→ Aim of the exercise
Bring together all lines of the material below that contain the string "icon".

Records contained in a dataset
------------------------------------------------------------------------

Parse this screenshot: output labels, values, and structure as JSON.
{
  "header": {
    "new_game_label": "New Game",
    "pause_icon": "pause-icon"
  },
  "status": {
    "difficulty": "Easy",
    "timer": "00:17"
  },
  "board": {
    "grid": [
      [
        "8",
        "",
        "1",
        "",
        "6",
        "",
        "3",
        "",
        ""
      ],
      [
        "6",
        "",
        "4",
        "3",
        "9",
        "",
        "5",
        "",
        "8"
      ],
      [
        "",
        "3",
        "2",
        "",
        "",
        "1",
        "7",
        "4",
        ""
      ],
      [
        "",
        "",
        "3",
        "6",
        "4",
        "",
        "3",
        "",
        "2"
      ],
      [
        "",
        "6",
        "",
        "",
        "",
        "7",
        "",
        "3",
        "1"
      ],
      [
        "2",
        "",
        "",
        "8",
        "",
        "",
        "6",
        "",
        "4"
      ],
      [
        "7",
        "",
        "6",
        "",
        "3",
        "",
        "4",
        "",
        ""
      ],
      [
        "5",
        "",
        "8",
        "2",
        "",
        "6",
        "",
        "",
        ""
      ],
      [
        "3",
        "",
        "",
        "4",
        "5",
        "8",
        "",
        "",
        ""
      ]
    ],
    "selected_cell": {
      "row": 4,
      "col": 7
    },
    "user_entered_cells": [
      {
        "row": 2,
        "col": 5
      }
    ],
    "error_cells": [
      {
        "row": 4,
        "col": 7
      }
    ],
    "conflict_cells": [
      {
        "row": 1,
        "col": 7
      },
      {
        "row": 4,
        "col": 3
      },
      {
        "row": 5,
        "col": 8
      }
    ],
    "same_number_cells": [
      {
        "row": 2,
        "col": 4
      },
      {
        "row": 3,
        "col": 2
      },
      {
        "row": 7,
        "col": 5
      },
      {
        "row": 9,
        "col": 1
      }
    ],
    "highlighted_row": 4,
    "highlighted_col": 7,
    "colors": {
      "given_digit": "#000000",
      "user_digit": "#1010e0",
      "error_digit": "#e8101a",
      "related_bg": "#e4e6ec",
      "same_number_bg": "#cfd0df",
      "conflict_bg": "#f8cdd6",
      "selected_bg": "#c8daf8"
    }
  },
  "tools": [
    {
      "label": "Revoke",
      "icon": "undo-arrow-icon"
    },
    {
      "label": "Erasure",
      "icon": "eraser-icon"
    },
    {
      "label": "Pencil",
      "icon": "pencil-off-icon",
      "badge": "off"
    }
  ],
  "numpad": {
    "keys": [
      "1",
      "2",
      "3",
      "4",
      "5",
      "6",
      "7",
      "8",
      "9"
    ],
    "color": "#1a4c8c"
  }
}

------------------------------------------------------------------------

→ Written answer
    "pause_icon": "pause-icon"
      "icon": "undo-arrow-icon"
      "icon": "eraser-icon"
      "icon": "pencil-off-icon",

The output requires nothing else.